- Extracted data entries
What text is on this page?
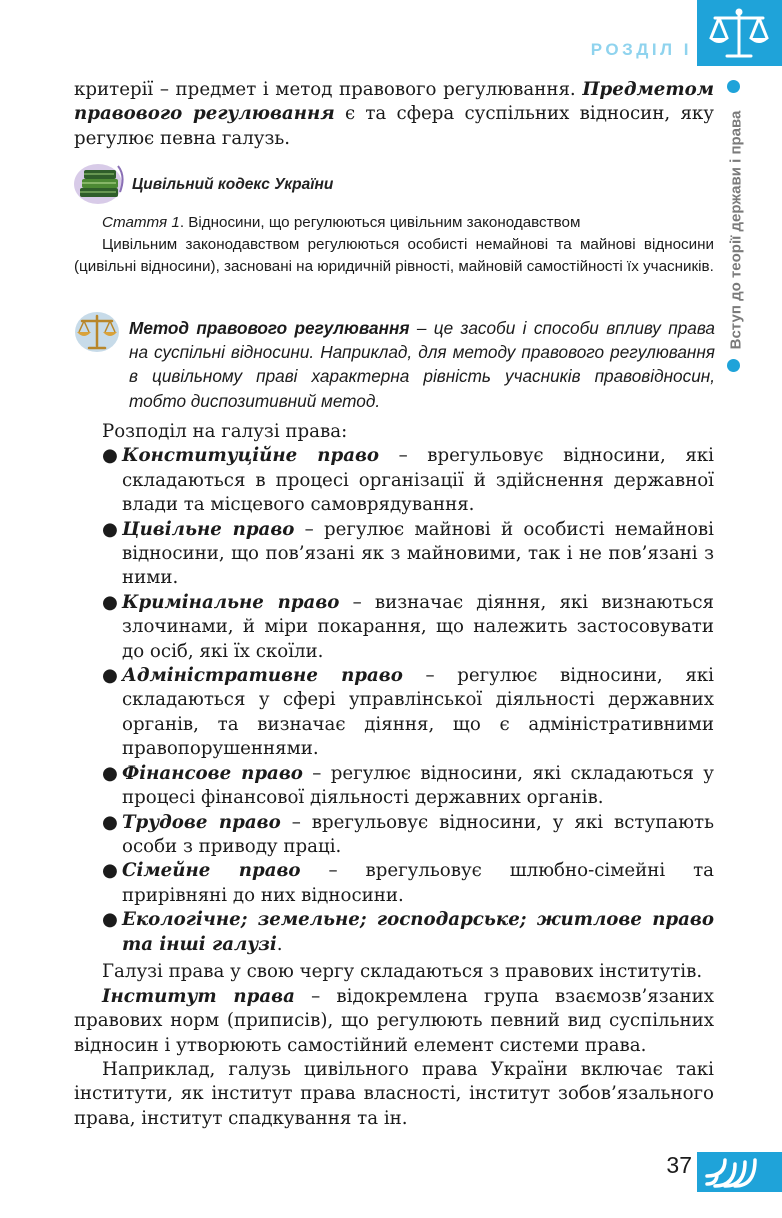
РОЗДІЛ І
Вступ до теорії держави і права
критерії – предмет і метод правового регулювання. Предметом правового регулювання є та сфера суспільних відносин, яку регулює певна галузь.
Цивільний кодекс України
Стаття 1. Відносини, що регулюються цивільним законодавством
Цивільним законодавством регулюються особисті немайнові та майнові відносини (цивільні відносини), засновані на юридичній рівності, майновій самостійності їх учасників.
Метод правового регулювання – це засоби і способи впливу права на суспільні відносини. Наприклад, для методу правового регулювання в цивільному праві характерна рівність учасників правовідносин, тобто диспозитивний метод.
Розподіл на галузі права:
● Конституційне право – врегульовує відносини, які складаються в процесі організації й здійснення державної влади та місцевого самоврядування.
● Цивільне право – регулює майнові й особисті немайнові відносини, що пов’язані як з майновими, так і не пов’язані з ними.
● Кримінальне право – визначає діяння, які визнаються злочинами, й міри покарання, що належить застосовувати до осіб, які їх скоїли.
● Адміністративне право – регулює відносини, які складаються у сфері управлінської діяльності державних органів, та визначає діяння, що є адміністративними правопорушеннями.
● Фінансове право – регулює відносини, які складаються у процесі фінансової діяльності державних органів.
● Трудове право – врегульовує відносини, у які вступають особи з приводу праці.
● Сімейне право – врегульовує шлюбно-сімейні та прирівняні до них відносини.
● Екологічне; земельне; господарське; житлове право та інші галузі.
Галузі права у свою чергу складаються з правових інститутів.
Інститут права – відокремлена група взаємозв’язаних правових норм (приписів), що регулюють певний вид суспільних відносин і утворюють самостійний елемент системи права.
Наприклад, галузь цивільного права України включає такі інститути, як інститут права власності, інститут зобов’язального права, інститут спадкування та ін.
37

- Challenge
Copy out every line that includes the word "регулюються".

- Task solution
Стаття 1. Відносини, що регулюються цивільним законодавством
Цивільним законодавством регулюються особисті немайнові та майнові відносини (цивільні відносини), засновані на юридичній рівності, майновій самостійності їх учасників.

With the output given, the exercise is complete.